╔══

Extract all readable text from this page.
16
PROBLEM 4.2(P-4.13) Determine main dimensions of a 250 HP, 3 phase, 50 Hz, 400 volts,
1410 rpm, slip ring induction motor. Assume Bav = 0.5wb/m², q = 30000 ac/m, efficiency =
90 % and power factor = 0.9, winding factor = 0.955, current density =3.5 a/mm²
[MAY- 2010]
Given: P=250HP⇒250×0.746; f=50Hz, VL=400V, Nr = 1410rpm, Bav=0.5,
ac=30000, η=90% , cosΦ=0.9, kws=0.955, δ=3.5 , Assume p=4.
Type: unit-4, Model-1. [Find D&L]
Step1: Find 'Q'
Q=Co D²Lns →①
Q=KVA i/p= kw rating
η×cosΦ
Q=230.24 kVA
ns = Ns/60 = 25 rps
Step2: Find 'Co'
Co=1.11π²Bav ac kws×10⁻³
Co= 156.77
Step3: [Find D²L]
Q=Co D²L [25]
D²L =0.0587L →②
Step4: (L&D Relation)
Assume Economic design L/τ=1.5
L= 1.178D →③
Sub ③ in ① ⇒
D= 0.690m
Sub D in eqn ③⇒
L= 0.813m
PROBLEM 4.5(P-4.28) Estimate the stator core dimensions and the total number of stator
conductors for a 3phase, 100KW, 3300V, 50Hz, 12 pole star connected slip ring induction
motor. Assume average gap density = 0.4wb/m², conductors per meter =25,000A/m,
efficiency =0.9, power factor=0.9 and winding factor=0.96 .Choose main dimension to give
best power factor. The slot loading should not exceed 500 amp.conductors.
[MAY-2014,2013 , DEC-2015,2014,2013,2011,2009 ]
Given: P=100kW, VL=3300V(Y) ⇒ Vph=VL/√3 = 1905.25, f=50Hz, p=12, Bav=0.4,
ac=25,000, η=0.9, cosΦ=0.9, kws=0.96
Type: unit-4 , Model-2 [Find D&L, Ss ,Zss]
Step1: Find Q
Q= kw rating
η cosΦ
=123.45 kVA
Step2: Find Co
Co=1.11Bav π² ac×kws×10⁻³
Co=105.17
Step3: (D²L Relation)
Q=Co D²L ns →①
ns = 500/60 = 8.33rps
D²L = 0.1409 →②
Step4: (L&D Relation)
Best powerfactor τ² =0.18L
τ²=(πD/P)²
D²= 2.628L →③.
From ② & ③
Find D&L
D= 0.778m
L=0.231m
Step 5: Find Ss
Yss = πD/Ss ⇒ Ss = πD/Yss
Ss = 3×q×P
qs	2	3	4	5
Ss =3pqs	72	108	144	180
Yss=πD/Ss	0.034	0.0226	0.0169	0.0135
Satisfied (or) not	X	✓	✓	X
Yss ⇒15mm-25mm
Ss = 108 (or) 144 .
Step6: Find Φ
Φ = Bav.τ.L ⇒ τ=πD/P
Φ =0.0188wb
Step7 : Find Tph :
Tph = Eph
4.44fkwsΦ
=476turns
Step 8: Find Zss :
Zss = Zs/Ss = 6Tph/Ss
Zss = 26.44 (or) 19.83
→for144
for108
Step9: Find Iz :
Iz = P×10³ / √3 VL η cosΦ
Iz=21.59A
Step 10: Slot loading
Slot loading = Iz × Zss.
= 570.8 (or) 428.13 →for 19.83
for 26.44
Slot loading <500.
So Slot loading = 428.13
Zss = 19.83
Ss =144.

╚══
╔══

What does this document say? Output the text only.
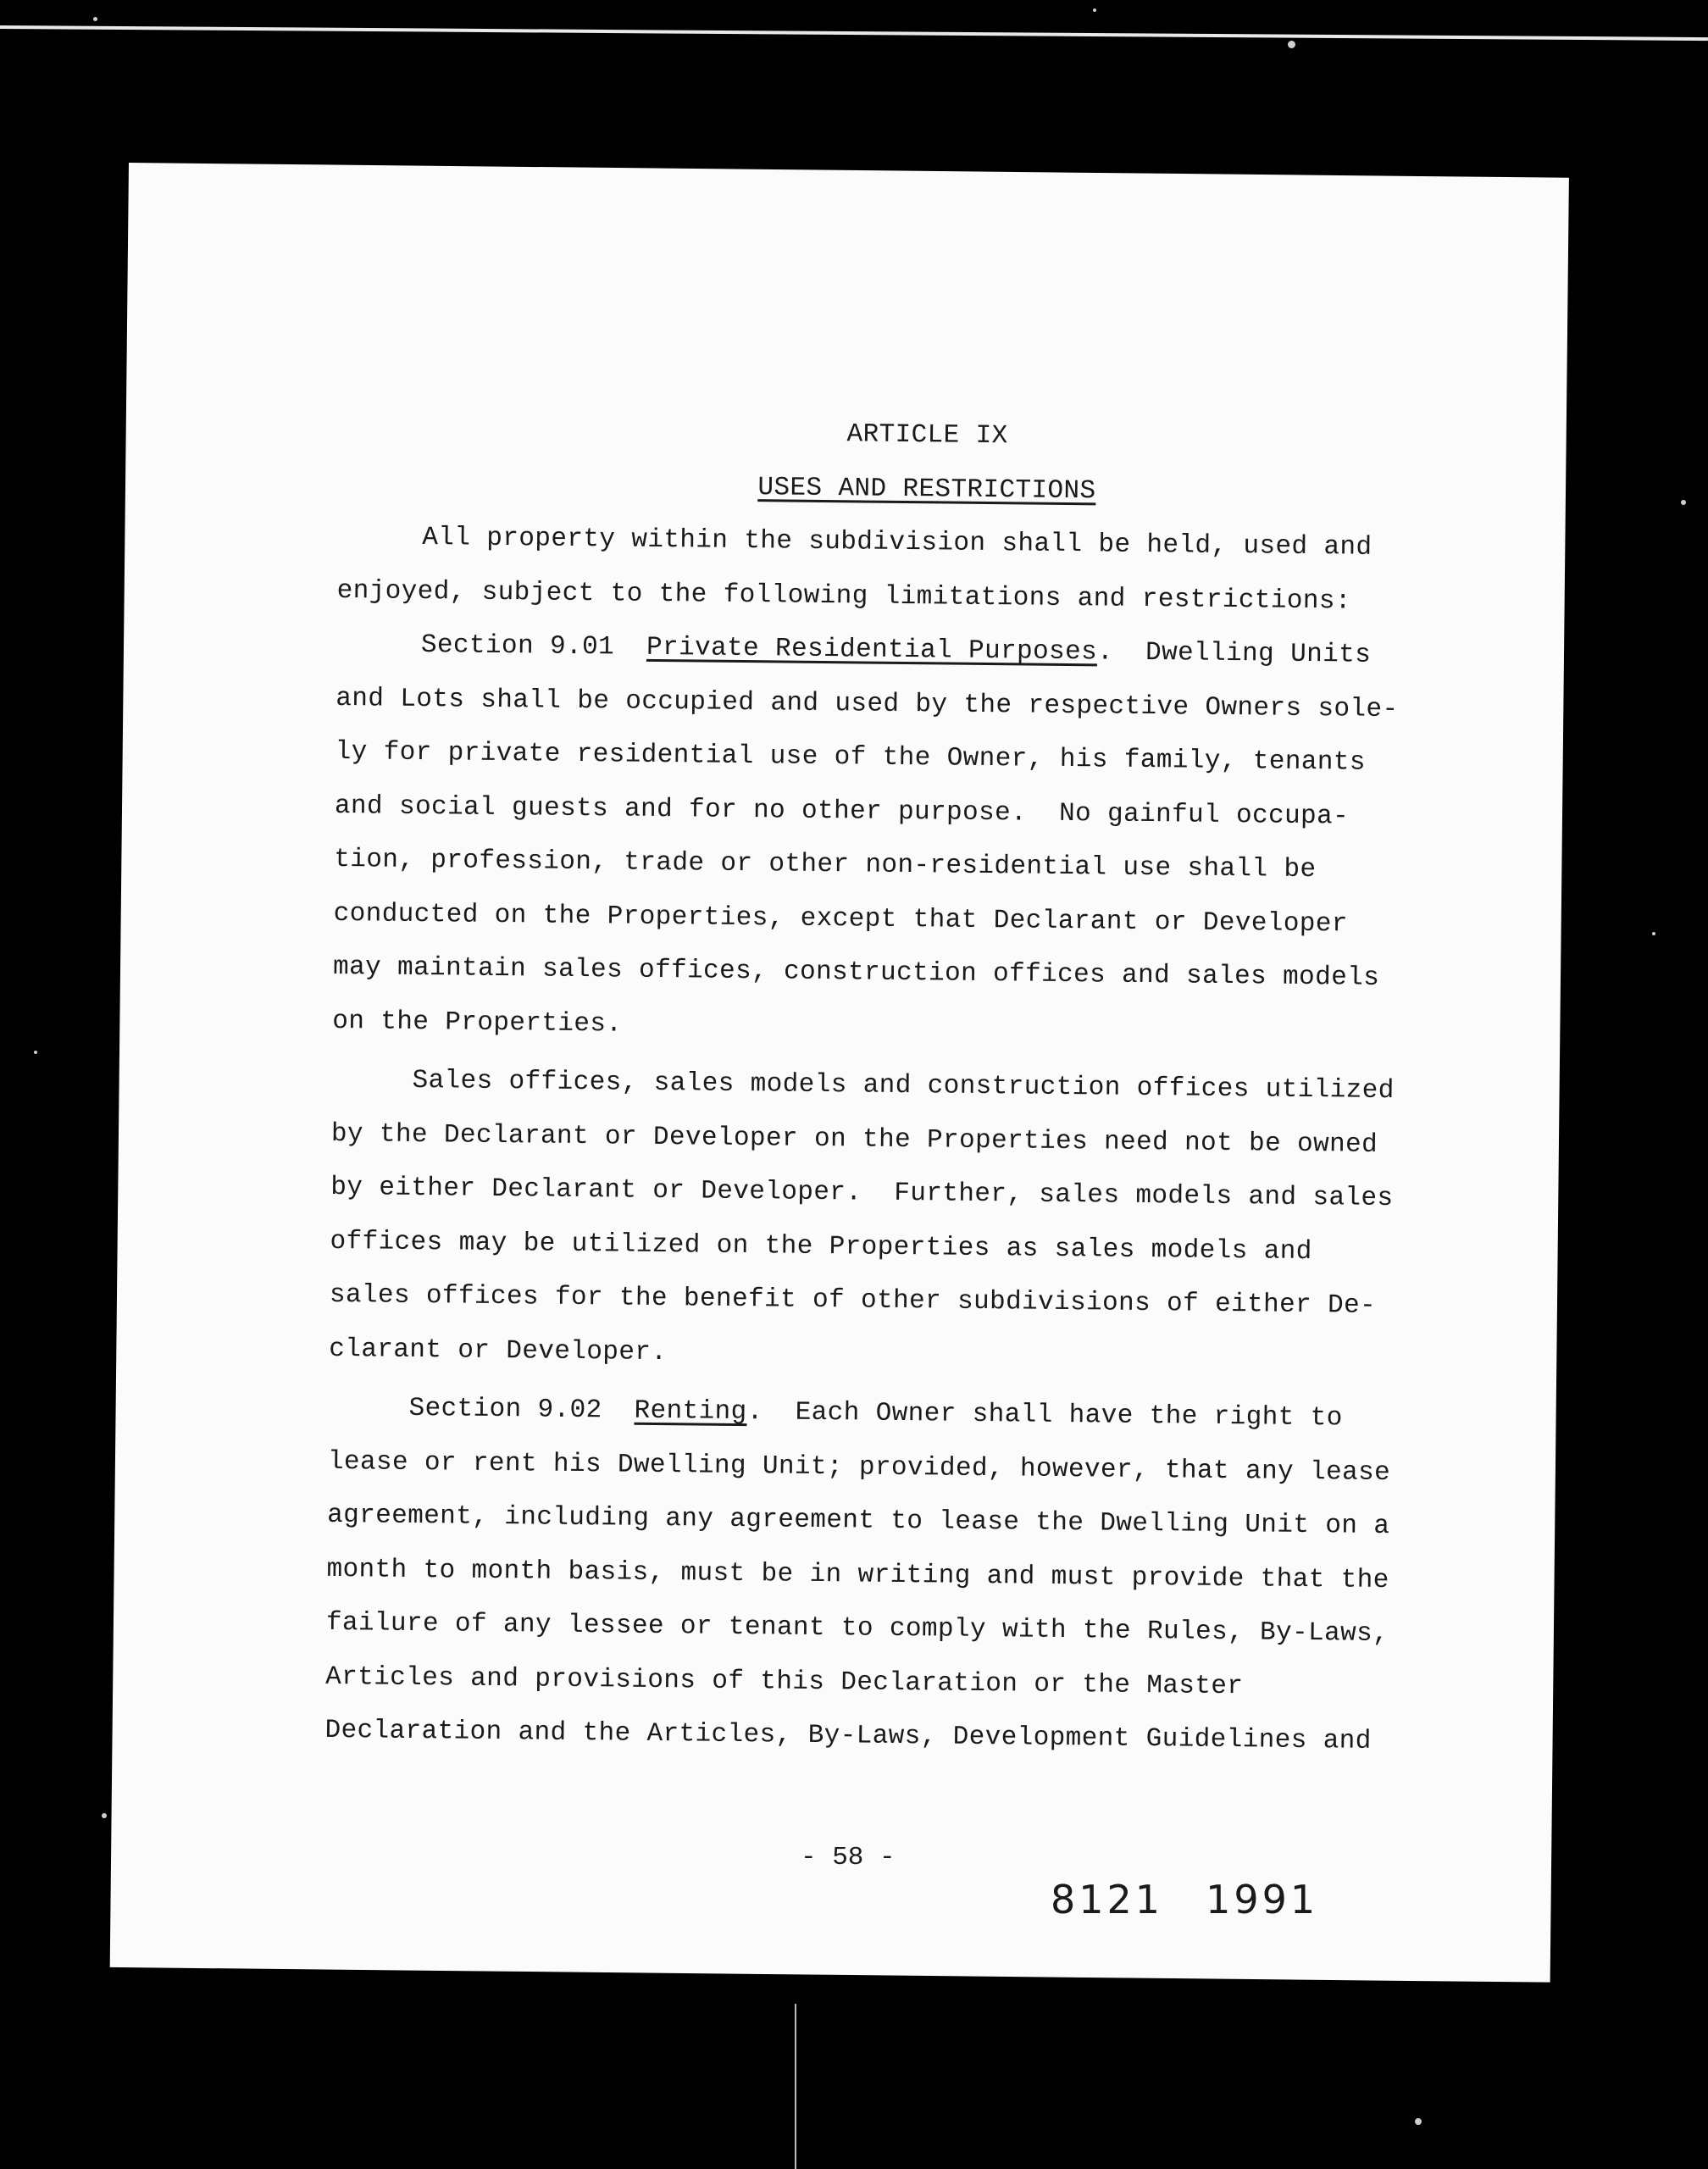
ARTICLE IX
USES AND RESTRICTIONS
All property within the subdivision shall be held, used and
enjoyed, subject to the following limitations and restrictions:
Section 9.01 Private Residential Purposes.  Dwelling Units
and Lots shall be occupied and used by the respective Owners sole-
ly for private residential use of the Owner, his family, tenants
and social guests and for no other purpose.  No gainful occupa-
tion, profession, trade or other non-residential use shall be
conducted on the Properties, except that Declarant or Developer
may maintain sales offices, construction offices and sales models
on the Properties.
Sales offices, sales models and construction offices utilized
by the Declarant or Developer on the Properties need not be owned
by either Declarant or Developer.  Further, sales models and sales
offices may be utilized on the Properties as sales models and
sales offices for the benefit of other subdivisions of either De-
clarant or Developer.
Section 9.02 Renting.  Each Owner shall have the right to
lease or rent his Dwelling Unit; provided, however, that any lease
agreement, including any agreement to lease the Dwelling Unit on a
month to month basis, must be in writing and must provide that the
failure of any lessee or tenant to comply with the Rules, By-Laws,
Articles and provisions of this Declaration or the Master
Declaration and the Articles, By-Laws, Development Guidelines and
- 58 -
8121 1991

╚══
╔══

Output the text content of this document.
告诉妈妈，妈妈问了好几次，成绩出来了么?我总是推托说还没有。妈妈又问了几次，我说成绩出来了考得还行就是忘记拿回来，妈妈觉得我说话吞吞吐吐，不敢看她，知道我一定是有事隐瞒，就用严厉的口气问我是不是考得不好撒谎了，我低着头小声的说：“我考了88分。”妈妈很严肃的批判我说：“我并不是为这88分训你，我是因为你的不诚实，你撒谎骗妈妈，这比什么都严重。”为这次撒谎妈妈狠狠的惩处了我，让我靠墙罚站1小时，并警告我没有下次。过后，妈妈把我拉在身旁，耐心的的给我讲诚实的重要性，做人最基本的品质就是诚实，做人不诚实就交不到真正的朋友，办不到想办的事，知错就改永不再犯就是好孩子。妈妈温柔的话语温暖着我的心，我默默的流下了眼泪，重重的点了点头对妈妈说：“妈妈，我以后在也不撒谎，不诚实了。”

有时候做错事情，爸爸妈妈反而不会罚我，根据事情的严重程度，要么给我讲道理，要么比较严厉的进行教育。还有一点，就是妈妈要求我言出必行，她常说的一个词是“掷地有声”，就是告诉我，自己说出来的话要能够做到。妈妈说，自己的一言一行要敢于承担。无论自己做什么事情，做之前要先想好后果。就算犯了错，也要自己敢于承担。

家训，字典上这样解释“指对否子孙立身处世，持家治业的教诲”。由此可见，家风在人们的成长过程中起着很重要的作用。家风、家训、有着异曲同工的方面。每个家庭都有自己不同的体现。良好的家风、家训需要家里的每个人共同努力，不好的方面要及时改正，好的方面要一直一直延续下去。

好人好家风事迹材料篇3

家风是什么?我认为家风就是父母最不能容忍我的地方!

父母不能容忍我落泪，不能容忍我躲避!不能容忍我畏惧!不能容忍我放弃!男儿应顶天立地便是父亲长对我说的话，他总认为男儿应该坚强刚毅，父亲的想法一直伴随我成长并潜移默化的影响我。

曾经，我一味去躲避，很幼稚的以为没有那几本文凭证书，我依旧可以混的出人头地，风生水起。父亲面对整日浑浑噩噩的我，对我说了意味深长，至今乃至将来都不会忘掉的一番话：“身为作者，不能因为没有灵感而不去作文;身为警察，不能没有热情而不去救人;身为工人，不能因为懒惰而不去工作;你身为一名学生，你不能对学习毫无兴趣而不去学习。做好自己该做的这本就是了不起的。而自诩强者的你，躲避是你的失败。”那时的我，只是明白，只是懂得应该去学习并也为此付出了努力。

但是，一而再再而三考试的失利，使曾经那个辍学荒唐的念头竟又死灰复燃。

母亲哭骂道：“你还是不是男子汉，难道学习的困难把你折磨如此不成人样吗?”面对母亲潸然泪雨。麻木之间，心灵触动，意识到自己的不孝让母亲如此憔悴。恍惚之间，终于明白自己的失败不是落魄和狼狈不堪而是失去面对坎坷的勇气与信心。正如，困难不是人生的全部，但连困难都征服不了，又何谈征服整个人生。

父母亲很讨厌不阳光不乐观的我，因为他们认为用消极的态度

╚══

-- TO BE DONE --
Extract, from the listing above, every line where the string "PROBLEM" occurs.

-- EXERCISE RESPONSE --
PROBLEM 4.2(P-4.13) Determine main dimensions of a 250 HP, 3 phase, 50 Hz, 400 volts,
PROBLEM 4.5(P-4.28) Estimate the stator core dimensions and the total number of stator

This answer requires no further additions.